***** GIVEN RECORDS

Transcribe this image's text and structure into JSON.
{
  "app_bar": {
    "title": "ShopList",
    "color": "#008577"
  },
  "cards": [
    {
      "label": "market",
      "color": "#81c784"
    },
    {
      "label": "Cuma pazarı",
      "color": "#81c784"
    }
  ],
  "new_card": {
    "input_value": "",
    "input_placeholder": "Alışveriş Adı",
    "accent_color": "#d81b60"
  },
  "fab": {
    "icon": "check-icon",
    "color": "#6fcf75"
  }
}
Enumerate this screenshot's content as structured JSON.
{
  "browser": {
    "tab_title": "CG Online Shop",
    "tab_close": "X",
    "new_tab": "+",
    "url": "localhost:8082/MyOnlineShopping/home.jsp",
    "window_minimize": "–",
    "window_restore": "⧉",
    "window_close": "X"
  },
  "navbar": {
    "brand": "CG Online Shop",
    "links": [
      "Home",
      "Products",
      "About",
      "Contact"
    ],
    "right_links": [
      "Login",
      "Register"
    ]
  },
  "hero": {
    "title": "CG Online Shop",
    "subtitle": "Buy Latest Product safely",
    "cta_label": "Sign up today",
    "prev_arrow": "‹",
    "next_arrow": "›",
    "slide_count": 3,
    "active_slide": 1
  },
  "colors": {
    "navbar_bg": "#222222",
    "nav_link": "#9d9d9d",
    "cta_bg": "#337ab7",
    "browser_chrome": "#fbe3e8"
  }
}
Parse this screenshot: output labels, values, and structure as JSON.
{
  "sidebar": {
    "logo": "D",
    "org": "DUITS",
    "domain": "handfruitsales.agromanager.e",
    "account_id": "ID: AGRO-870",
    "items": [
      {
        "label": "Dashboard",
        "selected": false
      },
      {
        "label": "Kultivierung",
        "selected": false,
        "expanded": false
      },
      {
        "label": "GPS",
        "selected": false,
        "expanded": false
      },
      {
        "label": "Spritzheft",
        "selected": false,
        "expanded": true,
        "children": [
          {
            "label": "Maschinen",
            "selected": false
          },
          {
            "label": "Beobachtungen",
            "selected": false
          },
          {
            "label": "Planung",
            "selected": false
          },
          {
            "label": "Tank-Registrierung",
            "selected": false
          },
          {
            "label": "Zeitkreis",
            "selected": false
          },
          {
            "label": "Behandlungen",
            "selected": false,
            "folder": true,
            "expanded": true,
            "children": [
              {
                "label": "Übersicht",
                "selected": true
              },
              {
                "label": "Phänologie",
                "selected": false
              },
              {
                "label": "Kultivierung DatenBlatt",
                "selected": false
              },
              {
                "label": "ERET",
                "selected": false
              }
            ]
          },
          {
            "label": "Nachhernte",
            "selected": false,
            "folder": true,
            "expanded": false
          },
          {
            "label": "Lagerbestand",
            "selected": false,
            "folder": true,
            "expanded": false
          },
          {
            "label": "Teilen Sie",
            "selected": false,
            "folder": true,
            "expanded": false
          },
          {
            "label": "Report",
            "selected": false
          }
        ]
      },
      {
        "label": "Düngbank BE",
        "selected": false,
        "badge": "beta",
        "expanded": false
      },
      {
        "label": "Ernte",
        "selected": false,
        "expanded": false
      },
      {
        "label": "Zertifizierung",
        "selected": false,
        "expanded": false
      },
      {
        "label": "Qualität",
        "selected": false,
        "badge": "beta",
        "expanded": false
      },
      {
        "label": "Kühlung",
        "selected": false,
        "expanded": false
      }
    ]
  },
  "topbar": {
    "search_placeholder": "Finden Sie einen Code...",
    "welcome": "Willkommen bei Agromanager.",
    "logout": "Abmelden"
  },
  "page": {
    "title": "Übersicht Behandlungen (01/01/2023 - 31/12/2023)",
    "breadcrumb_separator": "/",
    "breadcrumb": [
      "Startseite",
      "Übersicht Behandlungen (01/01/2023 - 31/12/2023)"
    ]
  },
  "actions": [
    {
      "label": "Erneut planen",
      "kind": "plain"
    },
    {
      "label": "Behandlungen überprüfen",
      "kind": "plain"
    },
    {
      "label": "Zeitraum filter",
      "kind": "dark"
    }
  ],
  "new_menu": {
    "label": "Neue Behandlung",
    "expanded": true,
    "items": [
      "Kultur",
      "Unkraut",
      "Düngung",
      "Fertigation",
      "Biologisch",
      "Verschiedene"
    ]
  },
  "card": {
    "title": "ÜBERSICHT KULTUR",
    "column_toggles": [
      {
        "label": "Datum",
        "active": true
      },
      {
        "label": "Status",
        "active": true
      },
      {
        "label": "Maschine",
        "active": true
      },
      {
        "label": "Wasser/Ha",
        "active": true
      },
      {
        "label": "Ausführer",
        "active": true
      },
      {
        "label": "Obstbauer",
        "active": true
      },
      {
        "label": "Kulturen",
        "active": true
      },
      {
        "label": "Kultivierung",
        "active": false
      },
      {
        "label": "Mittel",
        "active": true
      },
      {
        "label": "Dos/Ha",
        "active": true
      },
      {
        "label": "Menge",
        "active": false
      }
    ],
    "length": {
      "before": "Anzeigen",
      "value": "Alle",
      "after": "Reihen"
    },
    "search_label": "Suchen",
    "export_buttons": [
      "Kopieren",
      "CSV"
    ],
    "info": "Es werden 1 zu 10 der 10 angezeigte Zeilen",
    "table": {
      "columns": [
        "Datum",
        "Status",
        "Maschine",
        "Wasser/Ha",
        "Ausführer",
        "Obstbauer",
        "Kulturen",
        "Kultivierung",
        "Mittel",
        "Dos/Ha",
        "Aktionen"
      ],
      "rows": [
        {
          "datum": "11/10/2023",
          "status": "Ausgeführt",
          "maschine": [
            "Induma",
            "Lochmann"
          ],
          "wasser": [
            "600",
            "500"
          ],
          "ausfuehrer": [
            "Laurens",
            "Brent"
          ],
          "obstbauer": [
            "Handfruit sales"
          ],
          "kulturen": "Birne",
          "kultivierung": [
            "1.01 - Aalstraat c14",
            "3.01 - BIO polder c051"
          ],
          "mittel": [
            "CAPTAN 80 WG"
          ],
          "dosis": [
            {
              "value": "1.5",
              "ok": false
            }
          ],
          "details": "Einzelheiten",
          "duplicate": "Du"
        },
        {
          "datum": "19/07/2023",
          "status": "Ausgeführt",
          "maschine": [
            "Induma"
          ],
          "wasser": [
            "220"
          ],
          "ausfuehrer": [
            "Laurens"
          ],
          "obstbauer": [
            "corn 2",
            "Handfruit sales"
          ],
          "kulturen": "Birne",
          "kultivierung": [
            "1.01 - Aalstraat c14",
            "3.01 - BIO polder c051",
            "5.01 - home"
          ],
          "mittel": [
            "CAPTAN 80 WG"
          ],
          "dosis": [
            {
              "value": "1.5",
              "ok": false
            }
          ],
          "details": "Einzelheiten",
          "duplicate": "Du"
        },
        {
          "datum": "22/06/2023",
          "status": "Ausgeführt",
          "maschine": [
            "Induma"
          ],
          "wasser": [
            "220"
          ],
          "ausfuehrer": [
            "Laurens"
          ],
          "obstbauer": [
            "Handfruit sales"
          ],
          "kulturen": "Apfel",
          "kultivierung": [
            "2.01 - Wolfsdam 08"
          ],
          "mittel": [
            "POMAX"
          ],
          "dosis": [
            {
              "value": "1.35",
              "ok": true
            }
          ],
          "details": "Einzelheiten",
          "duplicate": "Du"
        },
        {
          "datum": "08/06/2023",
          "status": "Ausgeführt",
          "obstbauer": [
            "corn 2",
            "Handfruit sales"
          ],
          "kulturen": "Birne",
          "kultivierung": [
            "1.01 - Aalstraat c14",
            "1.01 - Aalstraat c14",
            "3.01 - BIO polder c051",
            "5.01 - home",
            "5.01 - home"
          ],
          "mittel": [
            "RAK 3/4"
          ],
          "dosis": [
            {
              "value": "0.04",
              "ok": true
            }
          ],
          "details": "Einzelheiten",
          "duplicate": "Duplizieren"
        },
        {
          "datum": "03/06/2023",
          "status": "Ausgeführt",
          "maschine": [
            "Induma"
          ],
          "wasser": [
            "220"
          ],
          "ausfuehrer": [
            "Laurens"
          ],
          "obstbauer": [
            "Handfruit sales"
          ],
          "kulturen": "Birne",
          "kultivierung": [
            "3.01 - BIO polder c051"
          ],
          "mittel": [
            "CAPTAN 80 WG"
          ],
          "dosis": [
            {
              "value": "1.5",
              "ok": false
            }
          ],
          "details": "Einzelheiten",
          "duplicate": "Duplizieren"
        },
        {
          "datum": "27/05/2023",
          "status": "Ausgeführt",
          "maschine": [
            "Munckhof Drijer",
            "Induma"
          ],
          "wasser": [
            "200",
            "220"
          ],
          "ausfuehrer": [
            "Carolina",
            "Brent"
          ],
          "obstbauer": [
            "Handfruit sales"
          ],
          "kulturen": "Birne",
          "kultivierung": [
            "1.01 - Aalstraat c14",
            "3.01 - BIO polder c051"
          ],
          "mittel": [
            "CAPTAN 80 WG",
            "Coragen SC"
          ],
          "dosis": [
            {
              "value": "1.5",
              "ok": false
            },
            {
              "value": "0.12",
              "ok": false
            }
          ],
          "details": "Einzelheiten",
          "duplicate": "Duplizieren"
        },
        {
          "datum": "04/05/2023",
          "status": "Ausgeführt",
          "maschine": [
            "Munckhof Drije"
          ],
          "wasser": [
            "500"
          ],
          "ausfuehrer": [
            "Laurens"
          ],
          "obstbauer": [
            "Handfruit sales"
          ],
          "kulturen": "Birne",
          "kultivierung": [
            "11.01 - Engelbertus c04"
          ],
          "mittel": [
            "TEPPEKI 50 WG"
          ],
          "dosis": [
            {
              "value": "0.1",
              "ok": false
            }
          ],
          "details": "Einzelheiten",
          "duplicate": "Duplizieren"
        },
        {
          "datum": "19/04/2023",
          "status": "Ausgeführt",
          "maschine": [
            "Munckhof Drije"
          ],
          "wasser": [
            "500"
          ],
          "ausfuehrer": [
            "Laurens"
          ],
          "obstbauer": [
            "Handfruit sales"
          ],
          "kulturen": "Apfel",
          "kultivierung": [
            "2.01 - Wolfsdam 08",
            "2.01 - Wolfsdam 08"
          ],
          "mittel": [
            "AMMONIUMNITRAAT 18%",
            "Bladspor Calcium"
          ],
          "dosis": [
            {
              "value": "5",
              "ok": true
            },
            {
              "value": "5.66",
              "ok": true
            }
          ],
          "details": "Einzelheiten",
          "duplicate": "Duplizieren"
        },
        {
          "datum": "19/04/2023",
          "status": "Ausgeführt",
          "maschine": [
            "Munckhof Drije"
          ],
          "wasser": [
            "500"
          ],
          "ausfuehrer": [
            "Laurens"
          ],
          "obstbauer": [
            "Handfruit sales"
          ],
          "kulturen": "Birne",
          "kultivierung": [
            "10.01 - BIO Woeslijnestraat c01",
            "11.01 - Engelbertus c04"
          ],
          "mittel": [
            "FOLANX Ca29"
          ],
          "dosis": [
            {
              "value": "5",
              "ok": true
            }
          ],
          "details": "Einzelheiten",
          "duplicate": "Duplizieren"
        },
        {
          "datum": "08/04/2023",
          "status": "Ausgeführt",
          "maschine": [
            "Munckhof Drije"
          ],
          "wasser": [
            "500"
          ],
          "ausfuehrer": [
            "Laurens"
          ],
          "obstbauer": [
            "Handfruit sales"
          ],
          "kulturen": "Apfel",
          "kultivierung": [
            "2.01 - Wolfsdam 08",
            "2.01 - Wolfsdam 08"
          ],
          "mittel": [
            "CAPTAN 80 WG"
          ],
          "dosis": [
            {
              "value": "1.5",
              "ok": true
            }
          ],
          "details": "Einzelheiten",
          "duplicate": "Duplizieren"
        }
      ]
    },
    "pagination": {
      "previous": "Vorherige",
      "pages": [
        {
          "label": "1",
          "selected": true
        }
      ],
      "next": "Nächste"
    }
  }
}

**********

• [REQUIRED WORK]: Single out each line of the records above with the string "Behandlungen" in it, and copy it.

• [ANSWER TO THE PROBLEM]:
            "label": "Behandlungen",
    "title": "Übersicht Behandlungen (01/01/2023 - 31/12/2023)",
      "Übersicht Behandlungen (01/01/2023 - 31/12/2023)"
      "label": "Behandlungen überprüfen",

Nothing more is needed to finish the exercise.